What is required: Whenever a line in the data holds the string "name", copy that line.

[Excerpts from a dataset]

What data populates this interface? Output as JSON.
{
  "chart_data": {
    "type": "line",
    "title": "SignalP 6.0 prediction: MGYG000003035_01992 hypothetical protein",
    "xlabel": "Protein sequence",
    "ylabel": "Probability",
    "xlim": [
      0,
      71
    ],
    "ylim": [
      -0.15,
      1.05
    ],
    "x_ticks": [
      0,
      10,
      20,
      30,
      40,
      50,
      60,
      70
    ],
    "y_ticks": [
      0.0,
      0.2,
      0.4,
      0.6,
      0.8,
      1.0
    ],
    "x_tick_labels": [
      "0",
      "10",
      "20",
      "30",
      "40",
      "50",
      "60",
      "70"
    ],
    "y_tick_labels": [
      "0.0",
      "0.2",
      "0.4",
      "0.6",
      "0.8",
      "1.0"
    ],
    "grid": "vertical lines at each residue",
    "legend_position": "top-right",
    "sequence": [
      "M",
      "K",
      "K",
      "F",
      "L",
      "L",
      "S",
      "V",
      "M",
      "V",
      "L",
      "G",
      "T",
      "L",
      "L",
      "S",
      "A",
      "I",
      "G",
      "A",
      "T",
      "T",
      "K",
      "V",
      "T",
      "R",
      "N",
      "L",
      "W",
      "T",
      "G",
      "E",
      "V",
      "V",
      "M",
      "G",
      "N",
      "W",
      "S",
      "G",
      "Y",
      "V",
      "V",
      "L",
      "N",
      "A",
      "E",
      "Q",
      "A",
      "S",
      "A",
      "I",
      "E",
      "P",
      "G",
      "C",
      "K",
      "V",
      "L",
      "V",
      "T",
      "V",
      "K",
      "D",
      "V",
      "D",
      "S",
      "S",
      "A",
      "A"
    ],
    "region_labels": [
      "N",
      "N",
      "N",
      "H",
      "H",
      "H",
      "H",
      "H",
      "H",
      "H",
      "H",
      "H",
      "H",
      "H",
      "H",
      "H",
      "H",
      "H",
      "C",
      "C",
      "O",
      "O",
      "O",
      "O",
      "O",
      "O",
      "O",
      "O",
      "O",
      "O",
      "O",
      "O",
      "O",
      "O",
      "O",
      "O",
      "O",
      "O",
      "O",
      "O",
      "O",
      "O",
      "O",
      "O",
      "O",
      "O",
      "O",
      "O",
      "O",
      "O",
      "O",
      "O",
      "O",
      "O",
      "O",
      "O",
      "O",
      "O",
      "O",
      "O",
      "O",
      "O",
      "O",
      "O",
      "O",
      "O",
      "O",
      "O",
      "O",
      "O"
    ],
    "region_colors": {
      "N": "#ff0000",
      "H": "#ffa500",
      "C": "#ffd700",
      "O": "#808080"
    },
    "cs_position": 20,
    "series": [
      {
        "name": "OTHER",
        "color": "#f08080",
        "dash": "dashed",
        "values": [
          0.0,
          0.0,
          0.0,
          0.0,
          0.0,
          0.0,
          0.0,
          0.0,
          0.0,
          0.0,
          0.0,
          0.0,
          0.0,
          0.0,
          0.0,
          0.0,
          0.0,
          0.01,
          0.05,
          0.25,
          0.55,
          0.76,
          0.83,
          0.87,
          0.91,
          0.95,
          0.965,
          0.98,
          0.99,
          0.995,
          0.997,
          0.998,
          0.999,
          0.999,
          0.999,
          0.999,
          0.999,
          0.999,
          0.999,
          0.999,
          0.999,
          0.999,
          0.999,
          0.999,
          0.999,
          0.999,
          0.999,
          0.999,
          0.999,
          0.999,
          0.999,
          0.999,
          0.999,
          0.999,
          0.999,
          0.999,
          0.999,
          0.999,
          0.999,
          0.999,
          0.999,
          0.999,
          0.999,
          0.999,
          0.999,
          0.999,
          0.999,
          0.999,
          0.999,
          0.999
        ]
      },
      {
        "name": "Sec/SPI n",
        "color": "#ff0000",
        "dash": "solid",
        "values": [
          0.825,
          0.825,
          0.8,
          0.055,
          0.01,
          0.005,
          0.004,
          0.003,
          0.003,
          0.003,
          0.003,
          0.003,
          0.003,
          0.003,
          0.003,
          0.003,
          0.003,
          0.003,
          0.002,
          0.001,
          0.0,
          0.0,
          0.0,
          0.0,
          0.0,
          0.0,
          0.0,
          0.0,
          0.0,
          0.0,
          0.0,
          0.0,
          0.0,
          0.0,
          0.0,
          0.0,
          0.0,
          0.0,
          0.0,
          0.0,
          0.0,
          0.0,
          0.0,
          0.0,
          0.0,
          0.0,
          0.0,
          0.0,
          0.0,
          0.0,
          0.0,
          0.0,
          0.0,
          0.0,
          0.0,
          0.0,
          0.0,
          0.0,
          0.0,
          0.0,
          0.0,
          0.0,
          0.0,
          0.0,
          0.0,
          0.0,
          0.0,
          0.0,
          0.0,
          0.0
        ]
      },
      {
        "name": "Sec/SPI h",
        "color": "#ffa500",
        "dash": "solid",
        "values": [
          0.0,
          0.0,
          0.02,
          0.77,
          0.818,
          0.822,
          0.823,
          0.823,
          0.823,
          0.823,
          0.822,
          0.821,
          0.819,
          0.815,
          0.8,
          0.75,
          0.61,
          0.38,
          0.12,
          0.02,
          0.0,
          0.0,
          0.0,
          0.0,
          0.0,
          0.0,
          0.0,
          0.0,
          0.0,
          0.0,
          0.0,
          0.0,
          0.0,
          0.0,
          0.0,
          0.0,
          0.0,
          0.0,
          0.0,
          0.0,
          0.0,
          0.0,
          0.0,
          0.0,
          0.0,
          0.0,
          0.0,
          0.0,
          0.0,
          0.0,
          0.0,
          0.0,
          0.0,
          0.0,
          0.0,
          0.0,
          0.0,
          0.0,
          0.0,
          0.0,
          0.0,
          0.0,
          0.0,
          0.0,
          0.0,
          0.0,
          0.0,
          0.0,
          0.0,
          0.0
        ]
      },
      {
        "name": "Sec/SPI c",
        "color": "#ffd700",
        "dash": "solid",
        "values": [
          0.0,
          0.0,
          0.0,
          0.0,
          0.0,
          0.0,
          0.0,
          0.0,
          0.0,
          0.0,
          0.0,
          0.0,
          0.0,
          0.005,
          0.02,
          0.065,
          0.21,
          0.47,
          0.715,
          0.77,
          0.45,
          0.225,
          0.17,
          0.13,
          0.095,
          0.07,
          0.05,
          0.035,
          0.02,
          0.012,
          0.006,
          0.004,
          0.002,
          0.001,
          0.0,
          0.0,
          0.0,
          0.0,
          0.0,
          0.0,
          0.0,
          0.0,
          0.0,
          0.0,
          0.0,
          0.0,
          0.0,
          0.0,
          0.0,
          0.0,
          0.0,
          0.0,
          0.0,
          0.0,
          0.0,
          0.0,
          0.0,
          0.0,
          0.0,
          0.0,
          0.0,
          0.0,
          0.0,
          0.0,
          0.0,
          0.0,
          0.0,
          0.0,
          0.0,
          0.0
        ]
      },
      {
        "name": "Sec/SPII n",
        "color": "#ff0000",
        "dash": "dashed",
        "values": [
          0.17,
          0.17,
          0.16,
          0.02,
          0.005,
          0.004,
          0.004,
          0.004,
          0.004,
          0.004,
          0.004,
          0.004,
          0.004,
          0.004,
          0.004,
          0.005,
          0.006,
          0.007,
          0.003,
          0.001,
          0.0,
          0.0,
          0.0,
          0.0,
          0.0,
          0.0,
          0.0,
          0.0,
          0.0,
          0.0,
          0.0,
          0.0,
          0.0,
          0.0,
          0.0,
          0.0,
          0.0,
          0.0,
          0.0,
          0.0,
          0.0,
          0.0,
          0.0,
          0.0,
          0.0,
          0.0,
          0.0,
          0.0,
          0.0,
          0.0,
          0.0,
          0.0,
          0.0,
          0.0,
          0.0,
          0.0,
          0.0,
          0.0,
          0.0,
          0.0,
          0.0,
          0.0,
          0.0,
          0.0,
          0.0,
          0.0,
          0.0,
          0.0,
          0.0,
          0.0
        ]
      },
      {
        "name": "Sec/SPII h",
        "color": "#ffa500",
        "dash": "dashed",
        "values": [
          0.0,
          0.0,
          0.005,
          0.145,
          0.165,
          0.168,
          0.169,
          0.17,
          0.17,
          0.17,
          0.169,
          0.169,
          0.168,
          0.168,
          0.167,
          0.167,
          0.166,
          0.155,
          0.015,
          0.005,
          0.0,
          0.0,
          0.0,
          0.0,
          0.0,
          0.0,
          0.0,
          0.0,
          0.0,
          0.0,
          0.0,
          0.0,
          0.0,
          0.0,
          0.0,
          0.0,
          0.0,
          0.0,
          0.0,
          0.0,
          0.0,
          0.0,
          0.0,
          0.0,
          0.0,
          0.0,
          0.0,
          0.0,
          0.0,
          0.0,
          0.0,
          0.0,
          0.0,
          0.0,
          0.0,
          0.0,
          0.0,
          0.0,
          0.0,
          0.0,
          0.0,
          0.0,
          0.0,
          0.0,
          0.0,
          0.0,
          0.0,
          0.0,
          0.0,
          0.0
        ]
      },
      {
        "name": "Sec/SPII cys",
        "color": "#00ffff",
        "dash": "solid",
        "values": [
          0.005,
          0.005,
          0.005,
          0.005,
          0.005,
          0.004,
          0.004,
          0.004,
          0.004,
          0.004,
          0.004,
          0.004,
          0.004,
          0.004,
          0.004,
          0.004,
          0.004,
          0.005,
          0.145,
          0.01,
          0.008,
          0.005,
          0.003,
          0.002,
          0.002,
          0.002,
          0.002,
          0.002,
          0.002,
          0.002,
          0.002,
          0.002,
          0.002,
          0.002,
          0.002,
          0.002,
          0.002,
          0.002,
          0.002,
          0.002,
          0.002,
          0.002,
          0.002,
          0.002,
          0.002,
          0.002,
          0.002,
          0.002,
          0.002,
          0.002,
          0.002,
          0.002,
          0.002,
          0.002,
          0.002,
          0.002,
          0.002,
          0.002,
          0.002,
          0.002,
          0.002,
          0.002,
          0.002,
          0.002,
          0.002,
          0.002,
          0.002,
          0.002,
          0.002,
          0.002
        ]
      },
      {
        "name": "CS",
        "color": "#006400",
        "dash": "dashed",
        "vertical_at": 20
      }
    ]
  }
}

Response to this exercise:
        "name": "OTHER",
        "name": "Sec/SPI n",
        "name": "Sec/SPI h",
        "name": "Sec/SPI c",
        "name": "Sec/SPII n",
        "name": "Sec/SPII h",
        "name": "Sec/SPII cys",
        "name": "CS",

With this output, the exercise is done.